▸ **GIVEN TASK**: Each entry should be quoted word for word, including every mark of punctuation.

Data records
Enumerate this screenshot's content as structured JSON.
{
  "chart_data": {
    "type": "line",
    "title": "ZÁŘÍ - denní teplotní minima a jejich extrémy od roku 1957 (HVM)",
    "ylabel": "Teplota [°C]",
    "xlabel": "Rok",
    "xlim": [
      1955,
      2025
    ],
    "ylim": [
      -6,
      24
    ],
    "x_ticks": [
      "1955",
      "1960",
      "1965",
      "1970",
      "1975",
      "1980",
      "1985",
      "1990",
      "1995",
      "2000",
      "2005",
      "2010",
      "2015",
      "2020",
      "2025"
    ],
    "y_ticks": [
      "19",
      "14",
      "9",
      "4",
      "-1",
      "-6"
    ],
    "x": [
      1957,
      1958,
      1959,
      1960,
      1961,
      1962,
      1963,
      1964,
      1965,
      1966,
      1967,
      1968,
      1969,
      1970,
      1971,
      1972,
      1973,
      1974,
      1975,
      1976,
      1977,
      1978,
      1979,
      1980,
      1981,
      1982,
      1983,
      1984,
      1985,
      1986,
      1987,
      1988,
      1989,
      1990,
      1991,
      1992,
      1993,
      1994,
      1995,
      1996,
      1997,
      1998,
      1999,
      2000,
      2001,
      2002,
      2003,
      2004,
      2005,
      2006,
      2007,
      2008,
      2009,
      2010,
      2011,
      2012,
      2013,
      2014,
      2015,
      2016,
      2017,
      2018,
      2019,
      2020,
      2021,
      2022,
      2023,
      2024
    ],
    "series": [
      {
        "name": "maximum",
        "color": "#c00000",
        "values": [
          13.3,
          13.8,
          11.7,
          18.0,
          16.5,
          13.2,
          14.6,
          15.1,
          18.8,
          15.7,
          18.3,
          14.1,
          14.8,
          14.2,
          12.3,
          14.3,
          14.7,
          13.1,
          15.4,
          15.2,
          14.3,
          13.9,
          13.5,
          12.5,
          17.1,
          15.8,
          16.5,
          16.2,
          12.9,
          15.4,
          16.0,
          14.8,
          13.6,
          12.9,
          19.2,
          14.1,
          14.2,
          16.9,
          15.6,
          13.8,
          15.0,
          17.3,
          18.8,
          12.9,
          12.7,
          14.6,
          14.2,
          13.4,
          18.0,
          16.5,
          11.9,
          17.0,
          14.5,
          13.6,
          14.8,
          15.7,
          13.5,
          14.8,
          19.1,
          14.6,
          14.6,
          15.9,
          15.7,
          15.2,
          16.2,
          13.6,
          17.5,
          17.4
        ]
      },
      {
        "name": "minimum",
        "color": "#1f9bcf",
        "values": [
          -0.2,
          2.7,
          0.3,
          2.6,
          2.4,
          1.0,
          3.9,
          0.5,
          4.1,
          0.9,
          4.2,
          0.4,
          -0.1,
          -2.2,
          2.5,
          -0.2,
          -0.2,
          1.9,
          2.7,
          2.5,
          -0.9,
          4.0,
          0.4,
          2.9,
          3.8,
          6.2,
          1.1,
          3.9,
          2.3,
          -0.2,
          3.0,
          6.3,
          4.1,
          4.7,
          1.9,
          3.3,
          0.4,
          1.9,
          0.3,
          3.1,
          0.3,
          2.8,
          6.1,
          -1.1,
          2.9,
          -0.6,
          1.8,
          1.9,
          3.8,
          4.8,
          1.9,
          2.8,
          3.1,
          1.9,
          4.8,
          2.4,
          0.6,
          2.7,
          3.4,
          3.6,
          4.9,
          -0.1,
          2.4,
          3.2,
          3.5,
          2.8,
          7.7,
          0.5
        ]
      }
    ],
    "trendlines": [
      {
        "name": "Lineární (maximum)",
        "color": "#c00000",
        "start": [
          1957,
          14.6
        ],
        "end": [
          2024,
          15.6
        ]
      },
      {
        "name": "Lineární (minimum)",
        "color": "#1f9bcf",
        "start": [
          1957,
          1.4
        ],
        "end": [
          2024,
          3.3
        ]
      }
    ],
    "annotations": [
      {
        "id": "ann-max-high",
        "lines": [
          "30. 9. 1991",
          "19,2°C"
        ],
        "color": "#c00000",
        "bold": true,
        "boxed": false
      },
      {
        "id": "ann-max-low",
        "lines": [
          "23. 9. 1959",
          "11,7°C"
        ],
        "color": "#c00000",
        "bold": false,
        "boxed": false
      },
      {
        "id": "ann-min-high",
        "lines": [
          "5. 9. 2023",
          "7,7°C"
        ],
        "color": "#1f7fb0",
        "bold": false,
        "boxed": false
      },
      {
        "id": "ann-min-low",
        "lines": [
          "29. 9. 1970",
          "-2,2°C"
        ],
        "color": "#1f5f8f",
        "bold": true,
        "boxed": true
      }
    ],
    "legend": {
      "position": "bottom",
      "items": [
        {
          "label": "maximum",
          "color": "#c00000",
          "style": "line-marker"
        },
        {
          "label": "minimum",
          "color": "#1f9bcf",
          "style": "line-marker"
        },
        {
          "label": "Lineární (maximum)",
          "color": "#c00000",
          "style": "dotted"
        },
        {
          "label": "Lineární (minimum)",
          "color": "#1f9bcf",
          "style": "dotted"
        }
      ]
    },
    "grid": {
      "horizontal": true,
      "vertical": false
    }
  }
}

▸ **RESULT OF THIS EXERCISE**:
Enumerate this screenshot's content as structured JSON.
{
  "chart_data": {
    "type": "line",
    "title": "ZÁŘÍ - denní teplotní minima a jejich extrémy od roku 1957 (HVM)",
    "ylabel": "Teplota [°C]",
    "xlabel": "Rok",
    "xlim": [
      1955,
      2025
    ],
    "ylim": [
      -6,
      24
    ],
    "x_ticks": [
      "1955",
      "1960",
      "1965",
      "1970",
      "1975",
      "1980",
      "1985",
      "1990",
      "1995",
      "2000",
      "2005",
      "2010",
      "2015",
      "2020",
      "2025"
    ],
    "y_ticks": [
      "19",
      "14",
      "9",
      "4",
      "-1",
      "-6"
    ],
    "x": [
      1957,
      1958,
      1959,
      1960,
      1961,
      1962,
      1963,
      1964,
      1965,
      1966,
      1967,
      1968,
      1969,
      1970,
      1971,
      1972,
      1973,
      1974,
      1975,
      1976,
      1977,
      1978,
      1979,
      1980,
      1981,
      1982,
      1983,
      1984,
      1985,
      1986,
      1987,
      1988,
      1989,
      1990,
      1991,
      1992,
      1993,
      1994,
      1995,
      1996,
      1997,
      1998,
      1999,
      2000,
      2001,
      2002,
      2003,
      2004,
      2005,
      2006,
      2007,
      2008,
      2009,
      2010,
      2011,
      2012,
      2013,
      2014,
      2015,
      2016,
      2017,
      2018,
      2019,
      2020,
      2021,
      2022,
      2023,
      2024
    ],
    "series": [
      {
        "name": "maximum",
        "color": "#c00000",
        "values": [
          13.3,
          13.8,
          11.7,
          18.0,
          16.5,
          13.2,
          14.6,
          15.1,
          18.8,
          15.7,
          18.3,
          14.1,
          14.8,
          14.2,
          12.3,
          14.3,
          14.7,
          13.1,
          15.4,
          15.2,
          14.3,
          13.9,
          13.5,
          12.5,
          17.1,
          15.8,
          16.5,
          16.2,
          12.9,
          15.4,
          16.0,
          14.8,
          13.6,
          12.9,
          19.2,
          14.1,
          14.2,
          16.9,
          15.6,
          13.8,
          15.0,
          17.3,
          18.8,
          12.9,
          12.7,
          14.6,
          14.2,
          13.4,
          18.0,
          16.5,
          11.9,
          17.0,
          14.5,
          13.6,
          14.8,
          15.7,
          13.5,
          14.8,
          19.1,
          14.6,
          14.6,
          15.9,
          15.7,
          15.2,
          16.2,
          13.6,
          17.5,
          17.4
        ]
      },
      {
        "name": "minimum",
        "color": "#1f9bcf",
        "values": [
          -0.2,
          2.7,
          0.3,
          2.6,
          2.4,
          1.0,
          3.9,
          0.5,
          4.1,
          0.9,
          4.2,
          0.4,
          -0.1,
          -2.2,
          2.5,
          -0.2,
          -0.2,
          1.9,
          2.7,
          2.5,
          -0.9,
          4.0,
          0.4,
          2.9,
          3.8,
          6.2,
          1.1,
          3.9,
          2.3,
          -0.2,
          3.0,
          6.3,
          4.1,
          4.7,
          1.9,
          3.3,
          0.4,
          1.9,
          0.3,
          3.1,
          0.3,
          2.8,
          6.1,
          -1.1,
          2.9,
          -0.6,
          1.8,
          1.9,
          3.8,
          4.8,
          1.9,
          2.8,
          3.1,
          1.9,
          4.8,
          2.4,
          0.6,
          2.7,
          3.4,
          3.6,
          4.9,
          -0.1,
          2.4,
          3.2,
          3.5,
          2.8,
          7.7,
          0.5
        ]
      }
    ],
    "trendlines": [
      {
        "name": "Lineární (maximum)",
        "color": "#c00000",
        "start": [
          1957,
          14.6
        ],
        "end": [
          2024,
          15.6
        ]
      },
      {
        "name": "Lineární (minimum)",
        "color": "#1f9bcf",
        "start": [
          1957,
          1.4
        ],
        "end": [
          2024,
          3.3
        ]
      }
    ],
    "annotations": [
      {
        "id": "ann-max-high",
        "lines": [
          "30. 9. 1991",
          "19,2°C"
        ],
        "color": "#c00000",
        "bold": true,
        "boxed": false
      },
      {
        "id": "ann-max-low",
        "lines": [
          "23. 9. 1959",
          "11,7°C"
        ],
        "color": "#c00000",
        "bold": false,
        "boxed": false
      },
      {
        "id": "ann-min-high",
        "lines": [
          "5. 9. 2023",
          "7,7°C"
        ],
        "color": "#1f7fb0",
        "bold": false,
        "boxed": false
      },
      {
        "id": "ann-min-low",
        "lines": [
          "29. 9. 1970",
          "-2,2°C"
        ],
        "color": "#1f5f8f",
        "bold": true,
        "boxed": true
      }
    ],
    "legend": {
      "position": "bottom",
      "items": [
        {
          "label": "maximum",
          "color": "#c00000",
          "style": "line-marker"
        },
        {
          "label": "minimum",
          "color": "#1f9bcf",
          "style": "line-marker"
        },
        {
          "label": "Lineární (maximum)",
          "color": "#c00000",
          "style": "dotted"
        },
        {
          "label": "Lineární (minimum)",
          "color": "#1f9bcf",
          "style": "dotted"
        }
      ]
    },
    "grid": {
      "horizontal": true,
      "vertical": false
    }
  }
}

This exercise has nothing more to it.